What you have to do:
Locate the word "Insert" in the material, then show every line that holds it.

Data supplied:
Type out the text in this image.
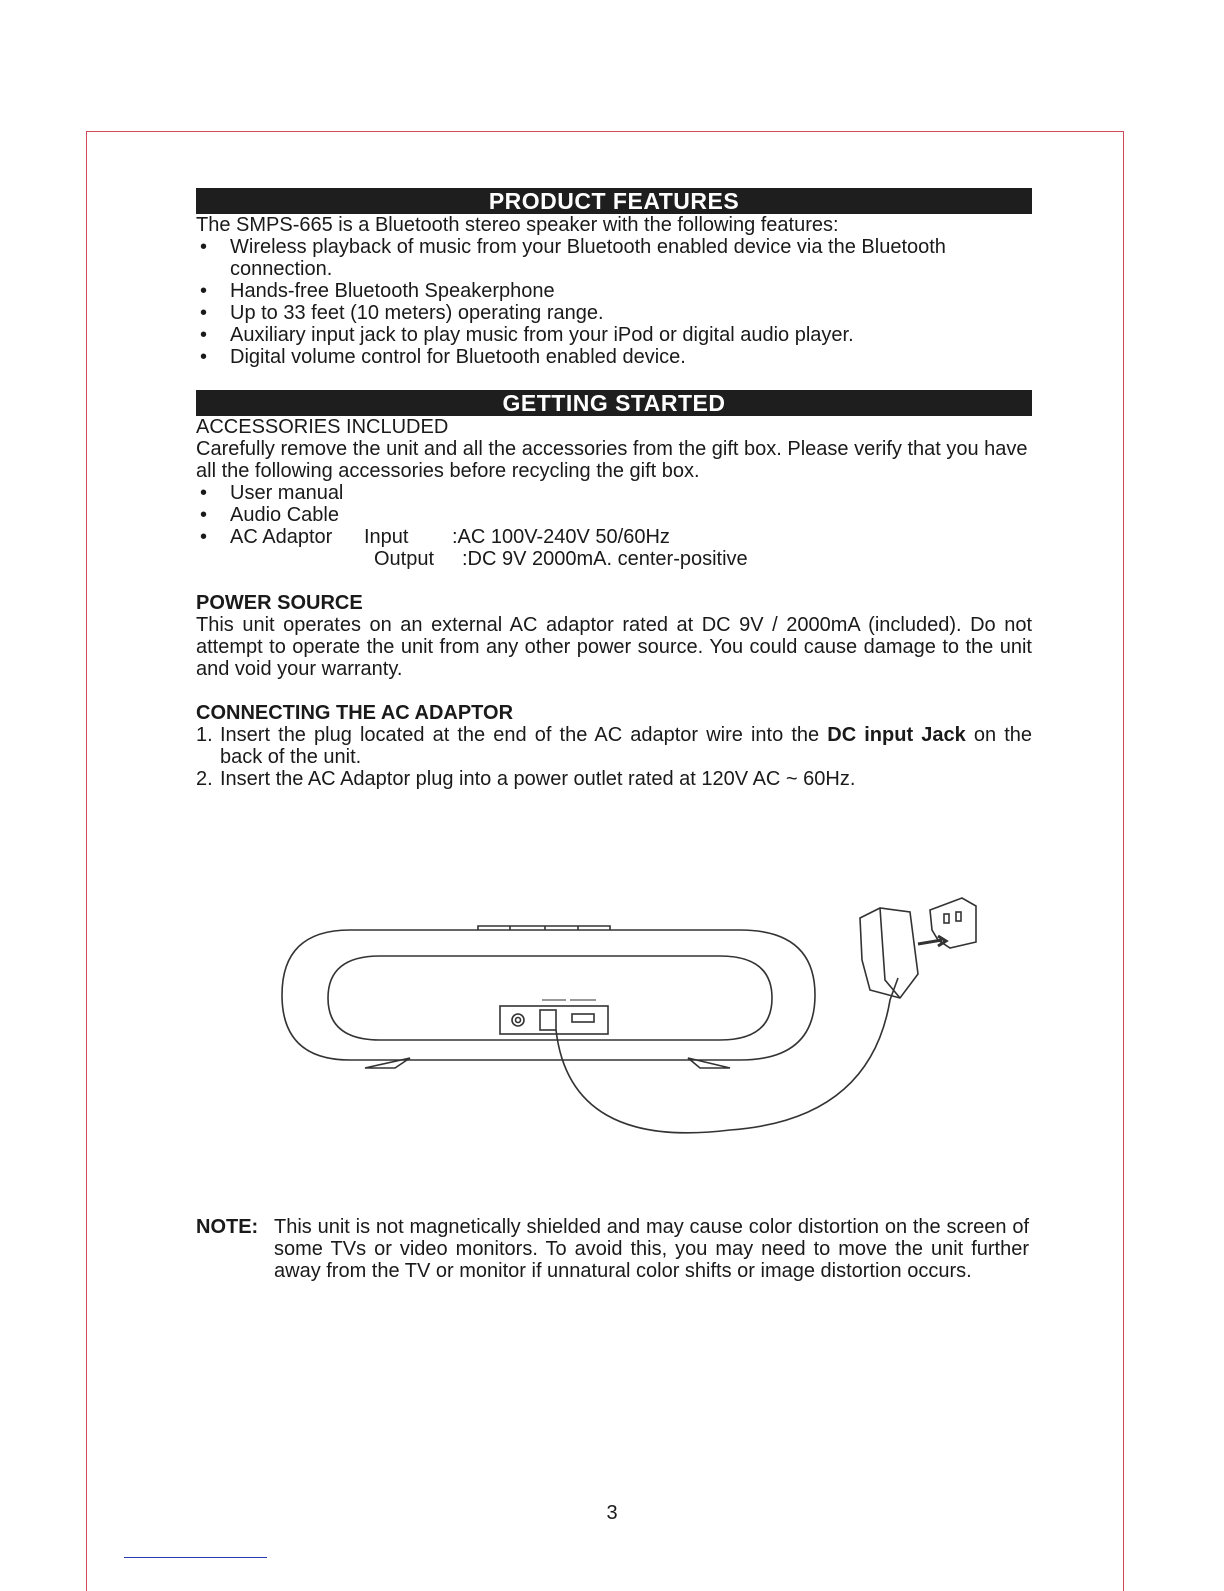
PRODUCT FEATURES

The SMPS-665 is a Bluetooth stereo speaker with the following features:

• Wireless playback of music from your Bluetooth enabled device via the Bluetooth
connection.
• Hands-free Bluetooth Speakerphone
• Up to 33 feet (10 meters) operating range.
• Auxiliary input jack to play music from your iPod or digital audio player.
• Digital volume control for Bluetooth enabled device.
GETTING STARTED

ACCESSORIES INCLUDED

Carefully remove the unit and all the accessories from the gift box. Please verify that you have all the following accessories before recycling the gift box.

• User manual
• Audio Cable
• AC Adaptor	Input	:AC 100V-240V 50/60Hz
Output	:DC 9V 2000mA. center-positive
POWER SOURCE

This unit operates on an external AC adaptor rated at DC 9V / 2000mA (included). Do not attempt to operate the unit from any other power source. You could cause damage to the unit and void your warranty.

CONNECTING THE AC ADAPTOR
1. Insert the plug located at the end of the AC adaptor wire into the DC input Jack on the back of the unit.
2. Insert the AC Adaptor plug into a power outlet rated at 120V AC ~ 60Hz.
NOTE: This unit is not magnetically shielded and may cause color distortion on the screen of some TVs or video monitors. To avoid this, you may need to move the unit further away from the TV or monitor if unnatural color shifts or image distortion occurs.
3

Problem solution:
1. Insert the plug located at the end of the AC adaptor wire into the DC input Jack on the back of the unit.
2. Insert the AC Adaptor plug into a power outlet rated at 120V AC ~ 60Hz.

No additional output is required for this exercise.